[Records from a collection]
★ ★ ★ ★ ★

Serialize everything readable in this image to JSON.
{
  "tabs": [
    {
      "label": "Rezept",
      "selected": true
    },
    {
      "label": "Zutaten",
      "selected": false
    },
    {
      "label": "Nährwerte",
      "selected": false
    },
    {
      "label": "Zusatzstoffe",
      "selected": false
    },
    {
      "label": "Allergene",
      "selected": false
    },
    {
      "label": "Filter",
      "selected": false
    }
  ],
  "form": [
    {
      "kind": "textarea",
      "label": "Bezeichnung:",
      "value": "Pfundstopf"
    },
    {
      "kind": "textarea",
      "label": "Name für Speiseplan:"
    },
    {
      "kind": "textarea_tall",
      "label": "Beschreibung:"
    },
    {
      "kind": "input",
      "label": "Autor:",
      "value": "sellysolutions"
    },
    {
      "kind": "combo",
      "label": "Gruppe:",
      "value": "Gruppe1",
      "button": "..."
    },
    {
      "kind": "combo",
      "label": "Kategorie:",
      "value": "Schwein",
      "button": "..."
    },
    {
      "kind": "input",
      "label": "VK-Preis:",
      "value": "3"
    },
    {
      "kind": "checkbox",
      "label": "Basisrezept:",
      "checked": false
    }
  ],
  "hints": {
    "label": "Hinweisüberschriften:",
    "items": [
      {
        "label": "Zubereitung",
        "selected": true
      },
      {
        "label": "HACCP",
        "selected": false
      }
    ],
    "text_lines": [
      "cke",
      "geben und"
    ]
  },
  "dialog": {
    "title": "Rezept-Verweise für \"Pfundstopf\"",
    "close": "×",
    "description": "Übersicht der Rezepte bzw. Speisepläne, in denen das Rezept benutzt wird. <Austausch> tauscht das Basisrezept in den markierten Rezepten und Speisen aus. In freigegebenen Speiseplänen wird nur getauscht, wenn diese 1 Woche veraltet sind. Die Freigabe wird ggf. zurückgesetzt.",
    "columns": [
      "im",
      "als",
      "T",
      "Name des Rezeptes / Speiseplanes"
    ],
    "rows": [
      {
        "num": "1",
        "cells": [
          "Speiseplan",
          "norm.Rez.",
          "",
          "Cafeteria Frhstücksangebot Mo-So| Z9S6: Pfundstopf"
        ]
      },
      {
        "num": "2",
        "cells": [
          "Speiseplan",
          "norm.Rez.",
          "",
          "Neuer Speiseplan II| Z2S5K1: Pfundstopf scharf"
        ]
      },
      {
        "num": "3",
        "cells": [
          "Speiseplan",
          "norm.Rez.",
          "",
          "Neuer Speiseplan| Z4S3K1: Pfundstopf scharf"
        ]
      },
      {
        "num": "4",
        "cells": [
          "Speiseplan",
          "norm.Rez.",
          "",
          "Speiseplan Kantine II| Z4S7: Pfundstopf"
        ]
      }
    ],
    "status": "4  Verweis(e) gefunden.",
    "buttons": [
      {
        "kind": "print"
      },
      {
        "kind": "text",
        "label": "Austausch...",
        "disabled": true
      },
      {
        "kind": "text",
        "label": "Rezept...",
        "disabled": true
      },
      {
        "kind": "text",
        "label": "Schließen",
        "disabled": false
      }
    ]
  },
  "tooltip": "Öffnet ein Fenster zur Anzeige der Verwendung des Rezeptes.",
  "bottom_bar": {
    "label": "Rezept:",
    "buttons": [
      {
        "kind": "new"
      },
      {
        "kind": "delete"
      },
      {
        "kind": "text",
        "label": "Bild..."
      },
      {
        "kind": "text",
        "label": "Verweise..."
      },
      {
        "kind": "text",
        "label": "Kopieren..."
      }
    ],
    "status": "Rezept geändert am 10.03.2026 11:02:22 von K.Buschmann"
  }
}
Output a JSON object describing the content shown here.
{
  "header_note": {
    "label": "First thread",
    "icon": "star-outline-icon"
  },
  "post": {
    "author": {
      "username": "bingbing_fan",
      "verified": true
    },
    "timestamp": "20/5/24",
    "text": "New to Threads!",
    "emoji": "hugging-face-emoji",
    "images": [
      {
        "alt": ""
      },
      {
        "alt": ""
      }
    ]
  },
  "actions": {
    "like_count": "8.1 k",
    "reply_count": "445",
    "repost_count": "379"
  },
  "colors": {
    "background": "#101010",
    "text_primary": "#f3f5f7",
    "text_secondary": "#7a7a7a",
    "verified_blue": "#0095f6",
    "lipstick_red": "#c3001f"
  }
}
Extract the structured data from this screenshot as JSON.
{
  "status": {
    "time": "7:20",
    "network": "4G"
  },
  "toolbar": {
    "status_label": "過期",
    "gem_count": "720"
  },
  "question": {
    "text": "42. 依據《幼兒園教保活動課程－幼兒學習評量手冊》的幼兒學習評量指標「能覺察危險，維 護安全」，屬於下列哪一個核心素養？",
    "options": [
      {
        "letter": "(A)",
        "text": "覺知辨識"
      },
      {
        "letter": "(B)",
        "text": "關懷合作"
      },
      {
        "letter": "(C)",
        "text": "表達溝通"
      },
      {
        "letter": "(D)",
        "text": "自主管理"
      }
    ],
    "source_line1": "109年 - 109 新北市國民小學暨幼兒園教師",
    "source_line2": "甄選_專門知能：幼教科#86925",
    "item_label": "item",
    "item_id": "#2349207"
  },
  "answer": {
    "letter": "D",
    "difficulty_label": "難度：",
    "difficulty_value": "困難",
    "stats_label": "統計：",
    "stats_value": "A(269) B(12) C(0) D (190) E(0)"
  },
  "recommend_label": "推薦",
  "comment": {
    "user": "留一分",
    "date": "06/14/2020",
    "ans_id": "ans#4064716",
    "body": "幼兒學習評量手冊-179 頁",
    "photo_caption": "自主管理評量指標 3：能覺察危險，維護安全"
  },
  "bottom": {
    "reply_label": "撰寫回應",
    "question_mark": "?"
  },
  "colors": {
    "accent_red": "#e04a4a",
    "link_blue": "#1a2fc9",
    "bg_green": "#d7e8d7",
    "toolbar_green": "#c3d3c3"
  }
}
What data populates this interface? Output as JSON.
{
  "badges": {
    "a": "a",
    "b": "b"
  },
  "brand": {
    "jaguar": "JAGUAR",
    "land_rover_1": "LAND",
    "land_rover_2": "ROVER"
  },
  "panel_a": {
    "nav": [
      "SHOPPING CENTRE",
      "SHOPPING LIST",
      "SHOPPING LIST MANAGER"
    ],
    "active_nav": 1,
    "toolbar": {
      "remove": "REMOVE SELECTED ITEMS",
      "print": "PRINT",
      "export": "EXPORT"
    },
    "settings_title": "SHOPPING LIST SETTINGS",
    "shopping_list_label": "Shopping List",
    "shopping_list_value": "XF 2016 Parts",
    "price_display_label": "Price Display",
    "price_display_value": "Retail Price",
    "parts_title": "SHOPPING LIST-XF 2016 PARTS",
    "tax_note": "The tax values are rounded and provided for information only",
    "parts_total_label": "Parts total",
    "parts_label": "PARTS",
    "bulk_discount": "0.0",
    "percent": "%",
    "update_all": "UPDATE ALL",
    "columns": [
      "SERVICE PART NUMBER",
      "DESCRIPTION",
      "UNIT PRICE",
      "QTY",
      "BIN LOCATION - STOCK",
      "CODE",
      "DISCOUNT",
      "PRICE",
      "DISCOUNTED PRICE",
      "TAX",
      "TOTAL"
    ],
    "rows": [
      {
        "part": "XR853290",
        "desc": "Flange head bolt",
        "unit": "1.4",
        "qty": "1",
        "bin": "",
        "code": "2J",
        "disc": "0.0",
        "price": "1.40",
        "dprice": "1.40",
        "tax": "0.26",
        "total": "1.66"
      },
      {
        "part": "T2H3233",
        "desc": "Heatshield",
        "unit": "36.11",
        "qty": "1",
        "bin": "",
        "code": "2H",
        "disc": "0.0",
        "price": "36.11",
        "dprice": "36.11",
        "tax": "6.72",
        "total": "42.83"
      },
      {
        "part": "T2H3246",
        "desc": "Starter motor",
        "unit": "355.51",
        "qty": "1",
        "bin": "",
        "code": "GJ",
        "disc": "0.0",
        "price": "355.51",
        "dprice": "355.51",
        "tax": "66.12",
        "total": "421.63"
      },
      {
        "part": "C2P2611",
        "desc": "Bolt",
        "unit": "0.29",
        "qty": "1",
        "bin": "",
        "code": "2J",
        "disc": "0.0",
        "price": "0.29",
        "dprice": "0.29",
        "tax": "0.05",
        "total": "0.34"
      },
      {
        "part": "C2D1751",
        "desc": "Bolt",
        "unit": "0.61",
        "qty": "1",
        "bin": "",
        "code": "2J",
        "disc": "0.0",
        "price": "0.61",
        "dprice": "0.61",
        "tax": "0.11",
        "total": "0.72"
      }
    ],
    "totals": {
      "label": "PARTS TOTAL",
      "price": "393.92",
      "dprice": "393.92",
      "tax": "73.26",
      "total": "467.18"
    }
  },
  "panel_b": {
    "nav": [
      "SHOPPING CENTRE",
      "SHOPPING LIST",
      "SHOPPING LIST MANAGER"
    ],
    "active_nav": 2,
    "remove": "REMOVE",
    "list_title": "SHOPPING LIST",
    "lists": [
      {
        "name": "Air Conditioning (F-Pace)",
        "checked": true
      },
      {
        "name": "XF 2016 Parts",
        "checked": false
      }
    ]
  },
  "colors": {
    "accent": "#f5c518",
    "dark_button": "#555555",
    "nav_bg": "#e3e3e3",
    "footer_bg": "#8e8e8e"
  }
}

★ ★ ★ ★ ★

:: Instructions for the task ::
Check every line of the data above for the string "true", and copy those that have it.

:: Result below ::
      "selected": true
        "selected": true
        "disabled": true
        "disabled": true
      "verified": true
        "checked": true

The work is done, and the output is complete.